==== Supplied information ====

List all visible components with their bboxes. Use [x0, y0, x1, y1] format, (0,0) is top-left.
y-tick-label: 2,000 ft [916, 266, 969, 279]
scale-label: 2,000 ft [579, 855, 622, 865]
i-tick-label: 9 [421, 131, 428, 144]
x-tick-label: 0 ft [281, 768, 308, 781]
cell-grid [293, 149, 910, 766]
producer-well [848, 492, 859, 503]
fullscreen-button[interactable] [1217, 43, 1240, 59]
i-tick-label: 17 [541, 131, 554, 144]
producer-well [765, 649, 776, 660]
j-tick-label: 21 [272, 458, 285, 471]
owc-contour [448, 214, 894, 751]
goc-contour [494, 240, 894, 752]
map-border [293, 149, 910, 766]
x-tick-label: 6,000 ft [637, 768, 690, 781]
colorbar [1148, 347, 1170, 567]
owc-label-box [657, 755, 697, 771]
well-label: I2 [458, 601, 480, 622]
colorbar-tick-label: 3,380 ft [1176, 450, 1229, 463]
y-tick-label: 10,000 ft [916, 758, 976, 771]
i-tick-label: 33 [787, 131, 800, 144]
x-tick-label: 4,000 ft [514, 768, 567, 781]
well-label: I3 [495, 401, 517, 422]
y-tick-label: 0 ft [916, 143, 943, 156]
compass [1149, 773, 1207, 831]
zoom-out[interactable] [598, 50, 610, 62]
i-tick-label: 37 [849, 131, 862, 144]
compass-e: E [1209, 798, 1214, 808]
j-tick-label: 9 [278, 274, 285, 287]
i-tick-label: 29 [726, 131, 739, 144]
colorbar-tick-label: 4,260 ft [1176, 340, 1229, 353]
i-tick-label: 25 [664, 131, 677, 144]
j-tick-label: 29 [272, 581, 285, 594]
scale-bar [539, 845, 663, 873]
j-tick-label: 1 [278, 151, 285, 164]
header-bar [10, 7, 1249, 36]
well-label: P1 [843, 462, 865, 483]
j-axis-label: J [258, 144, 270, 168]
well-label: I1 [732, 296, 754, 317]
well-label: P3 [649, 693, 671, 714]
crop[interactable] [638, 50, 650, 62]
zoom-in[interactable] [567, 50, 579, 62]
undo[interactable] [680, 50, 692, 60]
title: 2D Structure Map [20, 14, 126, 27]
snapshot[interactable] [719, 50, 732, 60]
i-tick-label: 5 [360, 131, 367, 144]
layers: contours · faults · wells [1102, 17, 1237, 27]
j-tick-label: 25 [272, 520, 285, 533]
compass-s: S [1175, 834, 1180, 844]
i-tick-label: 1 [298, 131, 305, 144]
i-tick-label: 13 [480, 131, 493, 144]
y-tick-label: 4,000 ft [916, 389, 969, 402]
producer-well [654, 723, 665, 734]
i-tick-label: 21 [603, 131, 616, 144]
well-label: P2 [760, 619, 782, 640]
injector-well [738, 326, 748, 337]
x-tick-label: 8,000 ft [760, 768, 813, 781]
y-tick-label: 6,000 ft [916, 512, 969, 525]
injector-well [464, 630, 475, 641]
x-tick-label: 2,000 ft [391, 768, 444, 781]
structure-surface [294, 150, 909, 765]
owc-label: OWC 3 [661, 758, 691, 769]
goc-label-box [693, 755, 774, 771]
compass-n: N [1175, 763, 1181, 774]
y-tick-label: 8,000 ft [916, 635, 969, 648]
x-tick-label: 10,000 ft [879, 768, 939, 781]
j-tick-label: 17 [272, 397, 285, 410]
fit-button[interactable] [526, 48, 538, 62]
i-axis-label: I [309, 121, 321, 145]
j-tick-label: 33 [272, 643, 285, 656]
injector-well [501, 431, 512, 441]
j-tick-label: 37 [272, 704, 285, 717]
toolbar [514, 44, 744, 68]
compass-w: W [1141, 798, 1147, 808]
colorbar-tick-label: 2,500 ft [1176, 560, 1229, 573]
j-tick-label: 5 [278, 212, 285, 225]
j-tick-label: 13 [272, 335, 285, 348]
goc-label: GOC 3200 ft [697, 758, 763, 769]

====

◆ **Set exercise**
Please reproduce each line of the records above word for word.

◆ **Expected answer**
List all visible components with their bboxes. Use [x0, y0, x1, y1] format, (0,0) is top-left.
y-tick-label: 2,000 ft [916, 266, 969, 279]
scale-label: 2,000 ft [579, 855, 622, 865]
i-tick-label: 9 [421, 131, 428, 144]
x-tick-label: 0 ft [281, 768, 308, 781]
cell-grid [293, 149, 910, 766]
producer-well [848, 492, 859, 503]
fullscreen-button[interactable] [1217, 43, 1240, 59]
i-tick-label: 17 [541, 131, 554, 144]
producer-well [765, 649, 776, 660]
j-tick-label: 21 [272, 458, 285, 471]
owc-contour [448, 214, 894, 751]
goc-contour [494, 240, 894, 752]
map-border [293, 149, 910, 766]
x-tick-label: 6,000 ft [637, 768, 690, 781]
colorbar [1148, 347, 1170, 567]
owc-label-box [657, 755, 697, 771]
well-label: I2 [458, 601, 480, 622]
colorbar-tick-label: 3,380 ft [1176, 450, 1229, 463]
y-tick-label: 10,000 ft [916, 758, 976, 771]
i-tick-label: 33 [787, 131, 800, 144]
x-tick-label: 4,000 ft [514, 768, 567, 781]
well-label: I3 [495, 401, 517, 422]
y-tick-label: 0 ft [916, 143, 943, 156]
compass [1149, 773, 1207, 831]
zoom-out[interactable] [598, 50, 610, 62]
i-tick-label: 37 [849, 131, 862, 144]
compass-e: E [1209, 798, 1214, 808]
j-tick-label: 9 [278, 274, 285, 287]
i-tick-label: 29 [726, 131, 739, 144]
colorbar-tick-label: 4,260 ft [1176, 340, 1229, 353]
i-tick-label: 25 [664, 131, 677, 144]
j-tick-label: 29 [272, 581, 285, 594]
scale-bar [539, 845, 663, 873]
j-tick-label: 1 [278, 151, 285, 164]
header-bar [10, 7, 1249, 36]
well-label: P1 [843, 462, 865, 483]
j-axis-label: J [258, 144, 270, 168]
well-label: I1 [732, 296, 754, 317]
well-label: P3 [649, 693, 671, 714]
crop[interactable] [638, 50, 650, 62]
zoom-in[interactable] [567, 50, 579, 62]
undo[interactable] [680, 50, 692, 60]
title: 2D Structure Map [20, 14, 126, 27]
snapshot[interactable] [719, 50, 732, 60]
i-tick-label: 5 [360, 131, 367, 144]
layers: contours · faults · wells [1102, 17, 1237, 27]
j-tick-label: 25 [272, 520, 285, 533]
compass-s: S [1175, 834, 1180, 844]
i-tick-label: 1 [298, 131, 305, 144]
i-tick-label: 13 [480, 131, 493, 144]
y-tick-label: 4,000 ft [916, 389, 969, 402]
producer-well [654, 723, 665, 734]
i-tick-label: 21 [603, 131, 616, 144]
well-label: P2 [760, 619, 782, 640]
injector-well [738, 326, 748, 337]
x-tick-label: 8,000 ft [760, 768, 813, 781]
y-tick-label: 6,000 ft [916, 512, 969, 525]
injector-well [464, 630, 475, 641]
x-tick-label: 2,000 ft [391, 768, 444, 781]
structure-surface [294, 150, 909, 765]
owc-label: OWC 3 [661, 758, 691, 769]
goc-label-box [693, 755, 774, 771]
compass-n: N [1175, 763, 1181, 774]
y-tick-label: 8,000 ft [916, 635, 969, 648]
x-tick-label: 10,000 ft [879, 768, 939, 781]
j-tick-label: 17 [272, 397, 285, 410]
fit-button[interactable] [526, 48, 538, 62]
i-axis-label: I [309, 121, 321, 145]
j-tick-label: 33 [272, 643, 285, 656]
injector-well [501, 431, 512, 441]
j-tick-label: 37 [272, 704, 285, 717]
toolbar [514, 44, 744, 68]
compass-w: W [1141, 798, 1147, 808]
colorbar-tick-label: 2,500 ft [1176, 560, 1229, 573]
j-tick-label: 5 [278, 212, 285, 225]
j-tick-label: 13 [272, 335, 285, 348]
goc-label: GOC 3200 ft [697, 758, 763, 769]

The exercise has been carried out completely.